• Given request: Repeat the rows exactly, starting with the line that contains "y-tick-label: -3 (66, 672, 80, 691)" and going on through the line that contains "legend-label: 椭圆拟合法 (584, 171, 664, 190)".

• Rows:
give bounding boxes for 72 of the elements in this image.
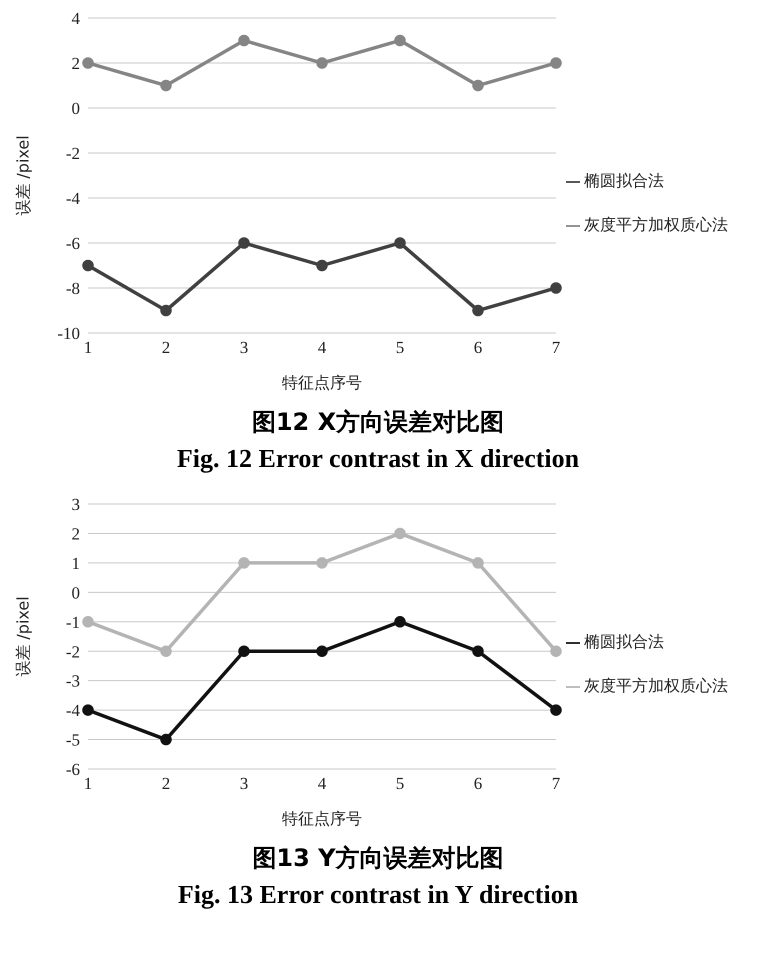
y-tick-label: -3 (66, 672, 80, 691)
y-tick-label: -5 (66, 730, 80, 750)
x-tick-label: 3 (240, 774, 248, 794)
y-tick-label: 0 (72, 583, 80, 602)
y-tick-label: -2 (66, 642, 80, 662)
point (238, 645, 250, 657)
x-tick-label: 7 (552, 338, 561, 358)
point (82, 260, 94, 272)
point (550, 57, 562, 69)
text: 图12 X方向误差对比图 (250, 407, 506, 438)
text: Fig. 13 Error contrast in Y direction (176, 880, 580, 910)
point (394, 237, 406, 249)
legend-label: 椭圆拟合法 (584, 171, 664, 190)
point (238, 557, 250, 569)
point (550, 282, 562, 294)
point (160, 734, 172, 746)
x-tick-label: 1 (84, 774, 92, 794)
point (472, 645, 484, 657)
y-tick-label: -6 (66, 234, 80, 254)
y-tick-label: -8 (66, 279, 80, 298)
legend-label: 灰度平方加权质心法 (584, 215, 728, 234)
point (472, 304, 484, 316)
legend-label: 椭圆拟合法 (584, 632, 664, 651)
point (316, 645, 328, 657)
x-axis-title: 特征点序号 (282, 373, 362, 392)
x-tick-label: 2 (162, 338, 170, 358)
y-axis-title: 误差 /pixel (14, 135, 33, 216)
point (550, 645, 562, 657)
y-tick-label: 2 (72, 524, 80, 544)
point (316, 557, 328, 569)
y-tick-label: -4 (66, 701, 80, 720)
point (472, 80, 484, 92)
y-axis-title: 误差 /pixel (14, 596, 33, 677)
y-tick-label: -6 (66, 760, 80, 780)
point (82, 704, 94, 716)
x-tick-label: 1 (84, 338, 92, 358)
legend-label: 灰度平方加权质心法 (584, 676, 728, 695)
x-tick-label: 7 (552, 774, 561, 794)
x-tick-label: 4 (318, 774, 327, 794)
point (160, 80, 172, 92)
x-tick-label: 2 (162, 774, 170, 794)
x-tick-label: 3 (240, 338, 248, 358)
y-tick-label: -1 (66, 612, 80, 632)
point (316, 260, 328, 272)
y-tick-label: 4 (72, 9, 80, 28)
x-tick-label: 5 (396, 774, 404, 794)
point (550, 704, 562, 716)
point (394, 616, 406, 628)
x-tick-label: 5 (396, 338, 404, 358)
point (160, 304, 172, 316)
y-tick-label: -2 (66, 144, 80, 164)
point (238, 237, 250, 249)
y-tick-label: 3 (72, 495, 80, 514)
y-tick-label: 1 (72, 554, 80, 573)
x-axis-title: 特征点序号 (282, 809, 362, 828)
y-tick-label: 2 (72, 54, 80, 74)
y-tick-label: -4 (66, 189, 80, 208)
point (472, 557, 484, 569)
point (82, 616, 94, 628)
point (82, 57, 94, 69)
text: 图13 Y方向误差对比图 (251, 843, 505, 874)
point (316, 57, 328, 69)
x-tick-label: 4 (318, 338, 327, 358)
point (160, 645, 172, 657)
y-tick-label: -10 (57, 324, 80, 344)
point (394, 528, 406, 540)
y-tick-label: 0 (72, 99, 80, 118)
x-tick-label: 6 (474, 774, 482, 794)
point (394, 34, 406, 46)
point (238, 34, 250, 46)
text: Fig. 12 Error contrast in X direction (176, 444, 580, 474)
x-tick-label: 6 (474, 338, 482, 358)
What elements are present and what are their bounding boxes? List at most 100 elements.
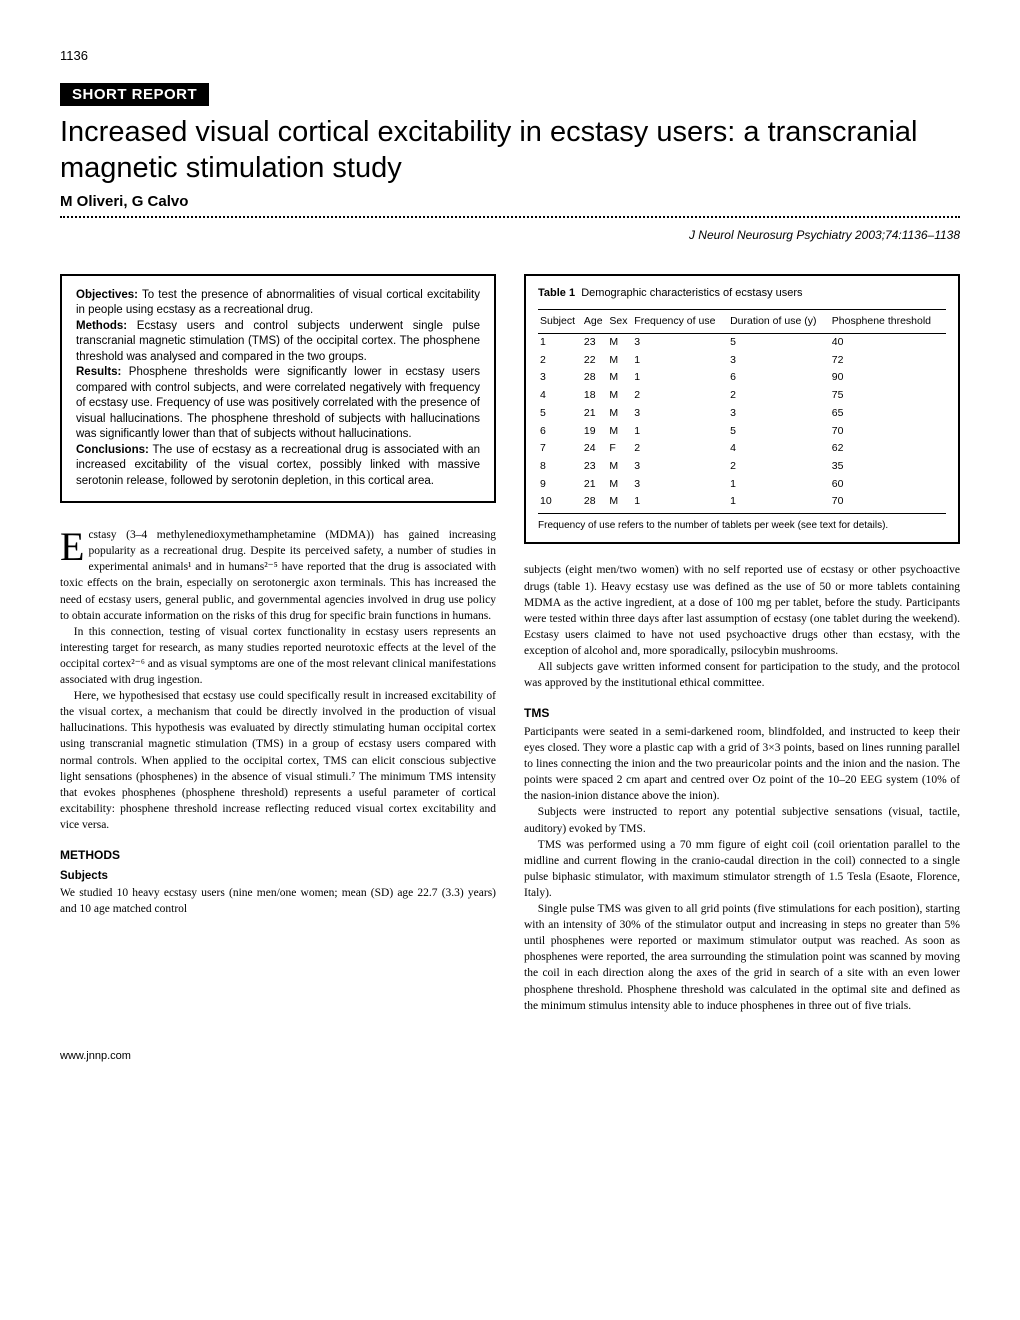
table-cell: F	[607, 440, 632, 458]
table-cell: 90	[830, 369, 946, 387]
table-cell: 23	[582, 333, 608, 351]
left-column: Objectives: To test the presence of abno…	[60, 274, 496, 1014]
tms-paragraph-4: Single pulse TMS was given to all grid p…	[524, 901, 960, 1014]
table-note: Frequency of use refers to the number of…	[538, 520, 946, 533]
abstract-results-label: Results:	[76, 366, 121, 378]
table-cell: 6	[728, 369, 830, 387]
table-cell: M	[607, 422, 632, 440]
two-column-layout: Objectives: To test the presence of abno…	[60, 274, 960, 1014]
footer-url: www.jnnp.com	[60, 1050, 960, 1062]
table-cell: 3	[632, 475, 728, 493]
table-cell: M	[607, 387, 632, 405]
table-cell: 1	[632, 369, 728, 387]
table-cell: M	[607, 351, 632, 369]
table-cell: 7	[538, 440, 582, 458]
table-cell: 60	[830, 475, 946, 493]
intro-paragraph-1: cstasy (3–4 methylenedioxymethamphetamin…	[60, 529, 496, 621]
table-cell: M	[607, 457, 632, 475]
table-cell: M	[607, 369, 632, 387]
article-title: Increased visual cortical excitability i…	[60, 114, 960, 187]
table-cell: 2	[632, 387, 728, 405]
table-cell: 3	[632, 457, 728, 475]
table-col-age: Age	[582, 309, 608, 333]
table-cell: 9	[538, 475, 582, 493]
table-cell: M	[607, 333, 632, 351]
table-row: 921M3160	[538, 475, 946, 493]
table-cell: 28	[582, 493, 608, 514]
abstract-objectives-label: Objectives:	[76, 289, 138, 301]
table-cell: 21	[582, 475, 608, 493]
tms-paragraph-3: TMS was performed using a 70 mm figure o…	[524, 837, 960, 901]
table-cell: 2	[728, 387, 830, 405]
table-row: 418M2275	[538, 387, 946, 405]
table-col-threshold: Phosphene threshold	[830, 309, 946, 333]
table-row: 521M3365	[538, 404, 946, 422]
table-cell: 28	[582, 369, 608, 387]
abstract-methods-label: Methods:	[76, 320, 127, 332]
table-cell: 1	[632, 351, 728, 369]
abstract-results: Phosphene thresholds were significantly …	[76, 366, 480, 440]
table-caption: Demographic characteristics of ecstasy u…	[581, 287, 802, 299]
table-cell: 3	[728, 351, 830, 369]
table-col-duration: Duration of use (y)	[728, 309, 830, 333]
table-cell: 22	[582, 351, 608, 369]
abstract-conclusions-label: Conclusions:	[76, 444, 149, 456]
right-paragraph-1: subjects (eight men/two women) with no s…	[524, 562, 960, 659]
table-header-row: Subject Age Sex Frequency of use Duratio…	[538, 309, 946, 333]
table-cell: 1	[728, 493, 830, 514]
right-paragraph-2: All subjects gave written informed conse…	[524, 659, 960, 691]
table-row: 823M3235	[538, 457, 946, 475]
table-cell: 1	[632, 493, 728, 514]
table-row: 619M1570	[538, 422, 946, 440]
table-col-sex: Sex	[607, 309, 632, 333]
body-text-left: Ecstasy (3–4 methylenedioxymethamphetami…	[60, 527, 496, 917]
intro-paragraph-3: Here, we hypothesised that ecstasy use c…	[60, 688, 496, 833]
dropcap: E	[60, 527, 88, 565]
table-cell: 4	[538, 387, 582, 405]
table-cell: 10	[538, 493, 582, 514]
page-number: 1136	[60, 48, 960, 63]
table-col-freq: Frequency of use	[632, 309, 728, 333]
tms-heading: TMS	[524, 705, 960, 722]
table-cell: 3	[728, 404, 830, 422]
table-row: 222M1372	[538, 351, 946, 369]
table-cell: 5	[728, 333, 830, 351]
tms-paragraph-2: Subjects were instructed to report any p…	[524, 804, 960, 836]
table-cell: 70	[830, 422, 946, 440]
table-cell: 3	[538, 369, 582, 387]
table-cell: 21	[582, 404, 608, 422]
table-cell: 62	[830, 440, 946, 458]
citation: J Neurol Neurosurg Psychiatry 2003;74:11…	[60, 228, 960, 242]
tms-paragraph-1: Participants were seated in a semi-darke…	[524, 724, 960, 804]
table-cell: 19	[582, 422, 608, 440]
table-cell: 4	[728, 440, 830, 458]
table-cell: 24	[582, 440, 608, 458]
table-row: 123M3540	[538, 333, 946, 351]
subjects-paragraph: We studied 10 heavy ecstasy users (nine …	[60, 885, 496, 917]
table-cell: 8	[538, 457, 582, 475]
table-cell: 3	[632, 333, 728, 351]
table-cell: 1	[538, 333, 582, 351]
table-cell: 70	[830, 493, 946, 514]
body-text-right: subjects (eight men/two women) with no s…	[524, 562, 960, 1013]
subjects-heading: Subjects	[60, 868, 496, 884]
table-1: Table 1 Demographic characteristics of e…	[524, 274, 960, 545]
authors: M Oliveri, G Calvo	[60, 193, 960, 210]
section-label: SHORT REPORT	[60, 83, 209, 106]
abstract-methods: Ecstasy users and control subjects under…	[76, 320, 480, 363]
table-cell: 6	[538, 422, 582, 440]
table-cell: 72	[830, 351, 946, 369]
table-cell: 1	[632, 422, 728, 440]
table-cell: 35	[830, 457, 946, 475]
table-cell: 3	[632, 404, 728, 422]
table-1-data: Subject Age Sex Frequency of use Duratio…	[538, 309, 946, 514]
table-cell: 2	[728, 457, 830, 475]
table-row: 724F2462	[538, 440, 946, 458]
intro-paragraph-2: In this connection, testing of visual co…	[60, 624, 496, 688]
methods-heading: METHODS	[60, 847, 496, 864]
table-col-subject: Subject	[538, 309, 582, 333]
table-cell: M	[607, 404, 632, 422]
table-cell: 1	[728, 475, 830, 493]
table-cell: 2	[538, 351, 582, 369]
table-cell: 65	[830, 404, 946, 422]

• Expected output:
y-tick-label: -3 (66, 672, 80, 691)
y-tick-label: -5 (66, 730, 80, 750)
x-tick-label: 3 (240, 774, 248, 794)
y-tick-label: 0 (72, 583, 80, 602)
y-tick-label: -2 (66, 642, 80, 662)
point (238, 645, 250, 657)
x-tick-label: 7 (552, 338, 561, 358)
point (82, 260, 94, 272)
point (550, 57, 562, 69)
text: 图12 X方向误差对比图 (250, 407, 506, 438)
text: Fig. 13 Error contrast in Y direction (176, 880, 580, 910)
point (394, 237, 406, 249)
legend-label: 椭圆拟合法 (584, 171, 664, 190)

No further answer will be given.